** START OF SUPPLIED MATERIAL **

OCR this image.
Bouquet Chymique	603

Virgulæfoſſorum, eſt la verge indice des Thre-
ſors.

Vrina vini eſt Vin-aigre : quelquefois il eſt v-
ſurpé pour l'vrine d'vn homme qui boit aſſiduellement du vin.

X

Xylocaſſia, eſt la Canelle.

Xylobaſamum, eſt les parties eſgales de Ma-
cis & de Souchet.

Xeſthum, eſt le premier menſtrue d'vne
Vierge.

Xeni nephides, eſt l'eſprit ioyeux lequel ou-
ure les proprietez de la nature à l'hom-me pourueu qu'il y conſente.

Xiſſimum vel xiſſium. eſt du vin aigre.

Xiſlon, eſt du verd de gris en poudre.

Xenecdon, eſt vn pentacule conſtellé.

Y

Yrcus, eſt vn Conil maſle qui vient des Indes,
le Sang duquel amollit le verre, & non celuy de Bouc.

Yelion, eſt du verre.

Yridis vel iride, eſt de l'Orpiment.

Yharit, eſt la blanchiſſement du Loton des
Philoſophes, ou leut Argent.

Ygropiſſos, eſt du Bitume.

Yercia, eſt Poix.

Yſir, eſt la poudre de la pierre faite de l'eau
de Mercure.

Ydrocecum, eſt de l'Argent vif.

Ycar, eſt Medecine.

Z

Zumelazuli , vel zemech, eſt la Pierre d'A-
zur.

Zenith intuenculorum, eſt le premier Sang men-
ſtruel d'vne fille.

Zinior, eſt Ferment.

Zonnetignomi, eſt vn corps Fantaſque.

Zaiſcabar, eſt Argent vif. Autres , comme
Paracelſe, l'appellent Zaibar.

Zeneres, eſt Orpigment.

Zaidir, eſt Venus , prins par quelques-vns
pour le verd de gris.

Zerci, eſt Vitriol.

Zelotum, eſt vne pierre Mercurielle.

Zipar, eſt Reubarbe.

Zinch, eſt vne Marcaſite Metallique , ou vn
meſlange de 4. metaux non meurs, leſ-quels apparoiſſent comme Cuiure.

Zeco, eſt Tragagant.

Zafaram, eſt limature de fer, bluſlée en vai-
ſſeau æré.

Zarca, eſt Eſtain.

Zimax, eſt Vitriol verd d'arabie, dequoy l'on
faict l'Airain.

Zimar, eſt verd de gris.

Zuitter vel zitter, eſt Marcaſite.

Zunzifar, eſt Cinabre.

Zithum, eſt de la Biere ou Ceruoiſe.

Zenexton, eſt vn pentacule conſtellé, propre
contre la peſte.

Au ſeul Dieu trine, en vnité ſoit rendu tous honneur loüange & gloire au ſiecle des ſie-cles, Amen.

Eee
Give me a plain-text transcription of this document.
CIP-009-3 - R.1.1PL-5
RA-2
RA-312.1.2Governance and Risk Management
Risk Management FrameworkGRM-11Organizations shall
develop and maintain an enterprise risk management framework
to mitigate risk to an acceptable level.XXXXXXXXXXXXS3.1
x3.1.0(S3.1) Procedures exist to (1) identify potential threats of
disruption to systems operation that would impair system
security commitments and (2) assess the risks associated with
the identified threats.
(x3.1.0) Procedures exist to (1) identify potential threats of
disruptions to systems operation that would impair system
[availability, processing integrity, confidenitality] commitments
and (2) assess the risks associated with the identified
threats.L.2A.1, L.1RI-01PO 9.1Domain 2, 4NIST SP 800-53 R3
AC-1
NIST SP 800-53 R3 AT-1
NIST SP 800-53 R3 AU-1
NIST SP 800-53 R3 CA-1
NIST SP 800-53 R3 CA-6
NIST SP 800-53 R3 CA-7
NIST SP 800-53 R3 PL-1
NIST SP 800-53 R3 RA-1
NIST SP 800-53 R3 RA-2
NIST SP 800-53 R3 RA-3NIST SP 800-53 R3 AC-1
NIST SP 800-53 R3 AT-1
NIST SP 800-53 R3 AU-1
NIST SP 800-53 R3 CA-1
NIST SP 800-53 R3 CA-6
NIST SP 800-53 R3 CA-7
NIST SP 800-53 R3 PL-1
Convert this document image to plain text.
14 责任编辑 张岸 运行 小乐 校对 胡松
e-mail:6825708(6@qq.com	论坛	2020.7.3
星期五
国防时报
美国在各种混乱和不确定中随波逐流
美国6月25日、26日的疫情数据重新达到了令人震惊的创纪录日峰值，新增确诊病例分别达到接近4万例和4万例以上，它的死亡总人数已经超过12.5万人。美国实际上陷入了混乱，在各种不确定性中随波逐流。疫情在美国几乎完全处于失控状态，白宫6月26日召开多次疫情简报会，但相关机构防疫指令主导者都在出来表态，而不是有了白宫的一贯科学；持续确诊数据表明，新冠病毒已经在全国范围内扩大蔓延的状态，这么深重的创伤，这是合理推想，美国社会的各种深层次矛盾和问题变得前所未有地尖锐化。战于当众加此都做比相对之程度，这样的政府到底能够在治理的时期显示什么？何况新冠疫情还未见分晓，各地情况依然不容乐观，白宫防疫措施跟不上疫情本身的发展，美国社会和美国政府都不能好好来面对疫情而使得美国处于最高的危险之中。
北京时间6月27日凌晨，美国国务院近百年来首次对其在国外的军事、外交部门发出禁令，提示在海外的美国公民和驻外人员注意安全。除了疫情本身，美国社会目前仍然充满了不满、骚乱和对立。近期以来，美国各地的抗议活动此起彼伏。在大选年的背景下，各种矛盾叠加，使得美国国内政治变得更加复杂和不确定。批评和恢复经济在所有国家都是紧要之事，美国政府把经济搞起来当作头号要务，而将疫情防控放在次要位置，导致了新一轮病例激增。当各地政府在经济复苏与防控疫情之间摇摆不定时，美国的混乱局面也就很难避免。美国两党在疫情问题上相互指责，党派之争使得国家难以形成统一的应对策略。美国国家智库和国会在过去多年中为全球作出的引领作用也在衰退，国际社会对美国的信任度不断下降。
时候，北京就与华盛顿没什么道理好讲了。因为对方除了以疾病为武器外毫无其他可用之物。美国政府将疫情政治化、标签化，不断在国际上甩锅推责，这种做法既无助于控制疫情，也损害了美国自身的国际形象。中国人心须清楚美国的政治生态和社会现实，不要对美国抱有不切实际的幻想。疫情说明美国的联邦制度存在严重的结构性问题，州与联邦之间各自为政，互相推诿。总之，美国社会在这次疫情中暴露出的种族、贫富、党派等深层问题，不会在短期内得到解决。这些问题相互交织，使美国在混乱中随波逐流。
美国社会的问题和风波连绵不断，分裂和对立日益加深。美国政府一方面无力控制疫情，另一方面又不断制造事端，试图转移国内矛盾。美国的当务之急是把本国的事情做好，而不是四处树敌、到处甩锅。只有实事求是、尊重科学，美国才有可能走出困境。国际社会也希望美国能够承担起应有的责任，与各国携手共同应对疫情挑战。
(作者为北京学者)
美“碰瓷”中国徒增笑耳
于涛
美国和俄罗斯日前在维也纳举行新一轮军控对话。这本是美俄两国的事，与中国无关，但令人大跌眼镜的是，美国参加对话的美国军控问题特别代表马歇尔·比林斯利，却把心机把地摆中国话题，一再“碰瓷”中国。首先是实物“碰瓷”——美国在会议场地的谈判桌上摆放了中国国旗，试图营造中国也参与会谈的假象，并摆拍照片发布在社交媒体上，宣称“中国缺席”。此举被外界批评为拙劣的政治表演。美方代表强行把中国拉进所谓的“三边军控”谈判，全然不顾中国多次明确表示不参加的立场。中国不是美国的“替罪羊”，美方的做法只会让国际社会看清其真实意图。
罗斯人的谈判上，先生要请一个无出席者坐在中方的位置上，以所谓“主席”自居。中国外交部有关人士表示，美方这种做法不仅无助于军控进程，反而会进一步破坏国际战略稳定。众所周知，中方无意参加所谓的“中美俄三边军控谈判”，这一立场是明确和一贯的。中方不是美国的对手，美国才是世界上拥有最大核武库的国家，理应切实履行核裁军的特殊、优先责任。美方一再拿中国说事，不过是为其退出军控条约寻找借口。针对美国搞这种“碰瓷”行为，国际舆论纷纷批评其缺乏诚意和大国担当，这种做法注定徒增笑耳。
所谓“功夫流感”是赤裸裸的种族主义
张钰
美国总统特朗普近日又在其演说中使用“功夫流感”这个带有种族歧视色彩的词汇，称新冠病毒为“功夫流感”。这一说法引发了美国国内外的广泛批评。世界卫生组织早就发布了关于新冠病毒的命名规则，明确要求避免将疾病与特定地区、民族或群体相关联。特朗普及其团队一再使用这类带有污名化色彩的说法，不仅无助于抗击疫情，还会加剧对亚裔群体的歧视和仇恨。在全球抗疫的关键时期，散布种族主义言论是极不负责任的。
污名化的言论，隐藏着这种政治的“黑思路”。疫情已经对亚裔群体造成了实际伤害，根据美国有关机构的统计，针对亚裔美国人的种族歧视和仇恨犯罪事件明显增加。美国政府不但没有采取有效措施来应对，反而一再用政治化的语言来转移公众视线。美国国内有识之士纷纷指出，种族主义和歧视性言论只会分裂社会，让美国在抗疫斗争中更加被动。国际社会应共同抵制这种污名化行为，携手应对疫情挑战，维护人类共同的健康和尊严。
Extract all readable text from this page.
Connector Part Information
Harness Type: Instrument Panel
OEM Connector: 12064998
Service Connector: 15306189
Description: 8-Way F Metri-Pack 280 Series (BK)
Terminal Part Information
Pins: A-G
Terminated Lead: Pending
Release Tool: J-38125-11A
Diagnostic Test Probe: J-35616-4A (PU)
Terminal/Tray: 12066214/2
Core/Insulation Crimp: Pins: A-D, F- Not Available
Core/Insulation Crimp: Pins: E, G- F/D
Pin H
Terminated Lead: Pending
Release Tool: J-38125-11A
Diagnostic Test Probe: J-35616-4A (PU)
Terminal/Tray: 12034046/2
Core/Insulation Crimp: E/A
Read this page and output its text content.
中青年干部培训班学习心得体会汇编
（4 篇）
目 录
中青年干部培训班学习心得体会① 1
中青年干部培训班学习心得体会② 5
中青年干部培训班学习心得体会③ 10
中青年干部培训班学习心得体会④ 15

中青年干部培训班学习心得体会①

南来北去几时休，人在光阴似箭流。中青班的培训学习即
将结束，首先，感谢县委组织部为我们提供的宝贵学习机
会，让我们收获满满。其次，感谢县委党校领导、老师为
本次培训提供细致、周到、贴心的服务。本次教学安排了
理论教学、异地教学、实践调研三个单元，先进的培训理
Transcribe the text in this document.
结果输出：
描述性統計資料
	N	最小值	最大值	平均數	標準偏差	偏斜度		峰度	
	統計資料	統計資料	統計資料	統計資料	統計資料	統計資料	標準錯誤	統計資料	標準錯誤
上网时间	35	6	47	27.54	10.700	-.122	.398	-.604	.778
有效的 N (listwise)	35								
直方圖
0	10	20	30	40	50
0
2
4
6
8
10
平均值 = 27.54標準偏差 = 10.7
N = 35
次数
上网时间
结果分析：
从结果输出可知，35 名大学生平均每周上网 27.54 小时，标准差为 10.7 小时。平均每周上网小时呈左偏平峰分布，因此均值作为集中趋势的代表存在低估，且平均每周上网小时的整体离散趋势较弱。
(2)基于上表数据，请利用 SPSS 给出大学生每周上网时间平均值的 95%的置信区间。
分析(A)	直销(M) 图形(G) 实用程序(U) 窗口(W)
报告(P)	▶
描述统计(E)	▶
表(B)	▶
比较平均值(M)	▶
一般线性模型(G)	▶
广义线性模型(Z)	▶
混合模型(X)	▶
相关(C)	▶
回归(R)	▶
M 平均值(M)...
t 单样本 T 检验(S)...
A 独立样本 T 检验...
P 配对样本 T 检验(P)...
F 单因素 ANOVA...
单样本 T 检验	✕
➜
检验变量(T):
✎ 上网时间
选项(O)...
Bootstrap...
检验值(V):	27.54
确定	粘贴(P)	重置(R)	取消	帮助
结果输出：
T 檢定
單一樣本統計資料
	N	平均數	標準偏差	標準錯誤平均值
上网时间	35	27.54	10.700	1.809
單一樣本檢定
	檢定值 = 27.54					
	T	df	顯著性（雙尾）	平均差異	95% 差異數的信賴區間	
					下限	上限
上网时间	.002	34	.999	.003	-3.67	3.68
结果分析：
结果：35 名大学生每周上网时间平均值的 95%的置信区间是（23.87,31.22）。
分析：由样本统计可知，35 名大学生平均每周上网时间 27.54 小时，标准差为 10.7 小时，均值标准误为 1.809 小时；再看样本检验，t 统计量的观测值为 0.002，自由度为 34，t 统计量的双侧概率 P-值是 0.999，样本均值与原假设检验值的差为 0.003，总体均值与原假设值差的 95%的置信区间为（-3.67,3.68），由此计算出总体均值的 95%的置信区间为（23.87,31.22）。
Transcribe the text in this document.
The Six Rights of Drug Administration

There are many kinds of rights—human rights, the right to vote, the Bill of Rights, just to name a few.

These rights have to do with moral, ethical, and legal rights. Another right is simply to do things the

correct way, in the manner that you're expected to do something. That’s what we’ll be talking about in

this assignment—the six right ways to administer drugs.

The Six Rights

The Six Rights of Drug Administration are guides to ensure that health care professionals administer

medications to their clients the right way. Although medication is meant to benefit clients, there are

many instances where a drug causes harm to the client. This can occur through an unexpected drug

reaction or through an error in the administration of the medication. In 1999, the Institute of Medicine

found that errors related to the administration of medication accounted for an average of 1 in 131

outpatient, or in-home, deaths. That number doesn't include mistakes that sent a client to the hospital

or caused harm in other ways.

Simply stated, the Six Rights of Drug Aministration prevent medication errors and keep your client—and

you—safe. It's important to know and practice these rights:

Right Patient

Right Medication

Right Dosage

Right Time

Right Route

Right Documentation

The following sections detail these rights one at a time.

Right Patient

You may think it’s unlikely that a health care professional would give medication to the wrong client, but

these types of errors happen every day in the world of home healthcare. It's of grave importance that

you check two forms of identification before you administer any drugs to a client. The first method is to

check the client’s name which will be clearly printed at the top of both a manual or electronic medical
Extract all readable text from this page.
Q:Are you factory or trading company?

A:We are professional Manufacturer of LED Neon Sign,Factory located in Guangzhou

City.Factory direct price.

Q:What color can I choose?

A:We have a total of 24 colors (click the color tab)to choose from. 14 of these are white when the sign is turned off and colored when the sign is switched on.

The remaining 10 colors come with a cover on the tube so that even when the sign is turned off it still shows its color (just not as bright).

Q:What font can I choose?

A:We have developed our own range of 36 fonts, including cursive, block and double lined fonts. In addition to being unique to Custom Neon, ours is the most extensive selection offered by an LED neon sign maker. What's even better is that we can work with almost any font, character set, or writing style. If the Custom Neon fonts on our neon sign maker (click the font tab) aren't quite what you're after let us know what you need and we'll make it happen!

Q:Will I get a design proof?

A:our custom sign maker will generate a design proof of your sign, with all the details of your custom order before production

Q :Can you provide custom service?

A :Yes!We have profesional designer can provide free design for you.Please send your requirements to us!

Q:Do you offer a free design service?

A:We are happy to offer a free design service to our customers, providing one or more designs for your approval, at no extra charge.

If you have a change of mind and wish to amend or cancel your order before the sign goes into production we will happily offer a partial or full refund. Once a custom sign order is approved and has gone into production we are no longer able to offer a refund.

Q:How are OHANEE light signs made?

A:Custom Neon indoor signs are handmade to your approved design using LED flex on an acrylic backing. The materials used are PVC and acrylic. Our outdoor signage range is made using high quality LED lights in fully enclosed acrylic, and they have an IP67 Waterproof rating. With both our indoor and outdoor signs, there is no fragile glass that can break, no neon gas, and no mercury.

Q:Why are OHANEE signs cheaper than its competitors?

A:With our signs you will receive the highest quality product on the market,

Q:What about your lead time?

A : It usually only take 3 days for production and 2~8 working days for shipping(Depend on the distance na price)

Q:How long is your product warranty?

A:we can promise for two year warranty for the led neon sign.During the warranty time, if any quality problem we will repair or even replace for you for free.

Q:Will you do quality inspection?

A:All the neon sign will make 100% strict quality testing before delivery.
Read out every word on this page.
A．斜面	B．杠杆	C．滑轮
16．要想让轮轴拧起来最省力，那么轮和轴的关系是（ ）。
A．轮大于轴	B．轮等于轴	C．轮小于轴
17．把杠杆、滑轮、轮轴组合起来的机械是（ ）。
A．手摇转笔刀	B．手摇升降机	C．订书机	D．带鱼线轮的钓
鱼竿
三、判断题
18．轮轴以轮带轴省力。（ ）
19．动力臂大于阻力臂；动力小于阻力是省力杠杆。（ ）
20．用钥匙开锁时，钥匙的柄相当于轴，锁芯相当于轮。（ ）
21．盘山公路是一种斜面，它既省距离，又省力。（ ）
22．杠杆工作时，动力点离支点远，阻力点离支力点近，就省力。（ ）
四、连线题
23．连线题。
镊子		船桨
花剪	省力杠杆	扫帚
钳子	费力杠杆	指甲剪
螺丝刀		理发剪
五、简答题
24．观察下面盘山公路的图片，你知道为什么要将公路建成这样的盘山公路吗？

** END OF SUPPLIED MATERIAL **

REQUEST: Count each line of the entries that holds the word "ways", then state the total and nothing more.

COMPLETE OUTPUT: 2